§ WHAT IS EXPECTED:
The records that follow must be reproduced in full, exactly as written.
--
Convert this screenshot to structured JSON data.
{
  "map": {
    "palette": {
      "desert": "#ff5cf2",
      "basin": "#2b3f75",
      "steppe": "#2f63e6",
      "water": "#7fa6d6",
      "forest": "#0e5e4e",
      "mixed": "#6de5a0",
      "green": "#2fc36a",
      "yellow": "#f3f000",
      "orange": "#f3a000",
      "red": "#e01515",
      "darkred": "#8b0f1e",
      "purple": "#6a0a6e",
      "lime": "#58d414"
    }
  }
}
--
§ TASK SOLUTION:
Convert this screenshot to structured JSON data.
{
  "map": {
    "palette": {
      "desert": "#ff5cf2",
      "basin": "#2b3f75",
      "steppe": "#2f63e6",
      "water": "#7fa6d6",
      "forest": "#0e5e4e",
      "mixed": "#6de5a0",
      "green": "#2fc36a",
      "yellow": "#f3f000",
      "orange": "#f3a000",
      "red": "#e01515",
      "darkred": "#8b0f1e",
      "purple": "#6a0a6e",
      "lime": "#58d414"
    }
  }
}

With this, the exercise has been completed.